## Short problem
In the material below, find every line with "date" and pull it out.

==============================

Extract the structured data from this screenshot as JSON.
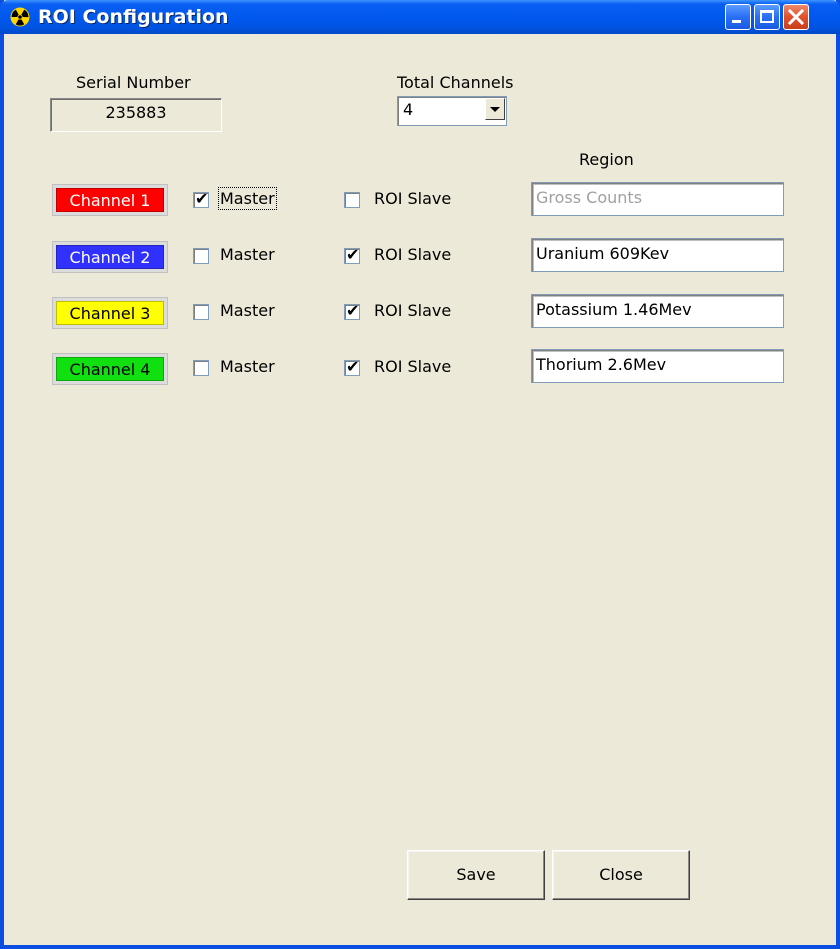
{
  "window": {
    "title": "ROI Configuration"
  },
  "serial": {
    "label": "Serial Number",
    "value": "235883"
  },
  "total_channels": {
    "label": "Total Channels",
    "value": "4"
  },
  "region_header": "Region",
  "channels": [
    {
      "label": "Channel 1",
      "color": "#ff0000",
      "text_color": "#ffffff",
      "master": true,
      "master_label": "Master",
      "slave": false,
      "slave_label": "ROI Slave",
      "region": "Gross Counts",
      "region_disabled": true
    },
    {
      "label": "Channel 2",
      "color": "#3030ff",
      "text_color": "#ffffff",
      "master": false,
      "master_label": "Master",
      "slave": true,
      "slave_label": "ROI Slave",
      "region": "Uranium 609Kev",
      "region_disabled": false
    },
    {
      "label": "Channel 3",
      "color": "#ffff00",
      "text_color": "#000000",
      "master": false,
      "master_label": "Master",
      "slave": true,
      "slave_label": "ROI Slave",
      "region": "Potassium 1.46Mev",
      "region_disabled": false
    },
    {
      "label": "Channel 4",
      "color": "#10e010",
      "text_color": "#000000",
      "master": false,
      "master_label": "Master",
      "slave": true,
      "slave_label": "ROI Slave",
      "region": "Thorium 2.6Mev",
      "region_disabled": false
    }
  ],
  "buttons": {
    "save": "Save",
    "close": "Close"
  },
  "icons": {
    "title": "radiation-icon",
    "minimize": "minimize-icon",
    "maximize": "maximize-icon",
    "close": "close-icon",
    "dropdown": "chevron-down-icon",
    "check": "checkmark-icon"
  }
}
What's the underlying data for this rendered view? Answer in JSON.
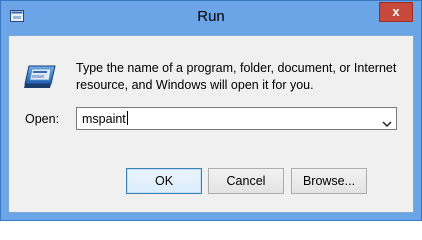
{
  "window": {
    "title": "Run",
    "close_glyph": "x",
    "app_icon": "run-app-icon"
  },
  "dialog": {
    "icon": "run-program-icon",
    "message": "Type the name of a program, folder, document, or Internet resource, and Windows will open it for you.",
    "open_label": "Open:",
    "open_value": "mspaint",
    "dropdown_icon": "chevron-down-icon"
  },
  "buttons": {
    "ok_label": "OK",
    "cancel_label": "Cancel",
    "browse_label": "Browse..."
  },
  "colors": {
    "titlebar": "#6ba5e8",
    "close_button": "#c7493c",
    "dialog_background": "#f0f0f0",
    "default_button_border": "#3c7fb1"
  }
}
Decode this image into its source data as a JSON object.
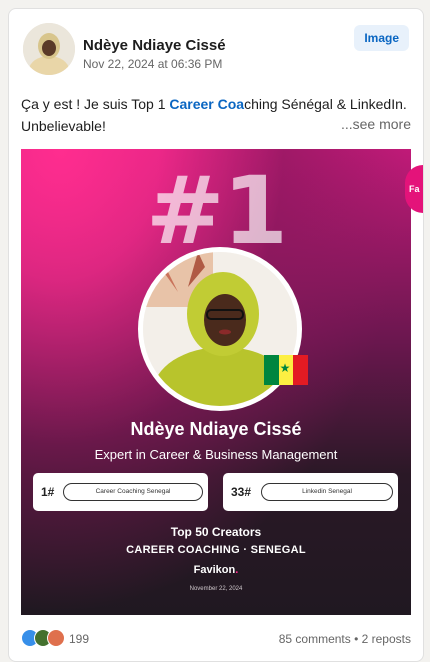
{
  "post": {
    "author": "Ndèye Ndiaye Cissé",
    "date": "Nov 22, 2024 at 06:36 PM",
    "badge": "Image",
    "text_before": "Ça y est ! Je suis Top 1 ",
    "text_highlight": "Career Coa",
    "text_after": "ching Sénégal & LinkedIn. Unbelievable!",
    "see_more": "...see more"
  },
  "promo": {
    "rank_big": "#1",
    "name": "Ndèye Ndiaye Cissé",
    "title": "Expert in Career & Business Management",
    "ranks": [
      {
        "num": "1#",
        "label": "Career Coaching Senegal"
      },
      {
        "num": "33#",
        "label": "Linkedin Senegal"
      }
    ],
    "top_creators": "Top 50 Creators",
    "category": "CAREER COACHING · SENEGAL",
    "brand": "Favikon",
    "date": "November 22, 2024",
    "flag_colors": [
      "#00853f",
      "#fdef42",
      "#e31b23"
    ]
  },
  "next_card": {
    "label": "Fa"
  },
  "footer": {
    "reaction_icons": [
      "like-icon",
      "celebrate-icon",
      "love-icon"
    ],
    "reactions_count": "199",
    "stats": "85 comments • 2 reposts"
  }
}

==============================

## Task output
    "date": "Nov 22, 2024 at 06:36 PM",
    "date": "November 22, 2024",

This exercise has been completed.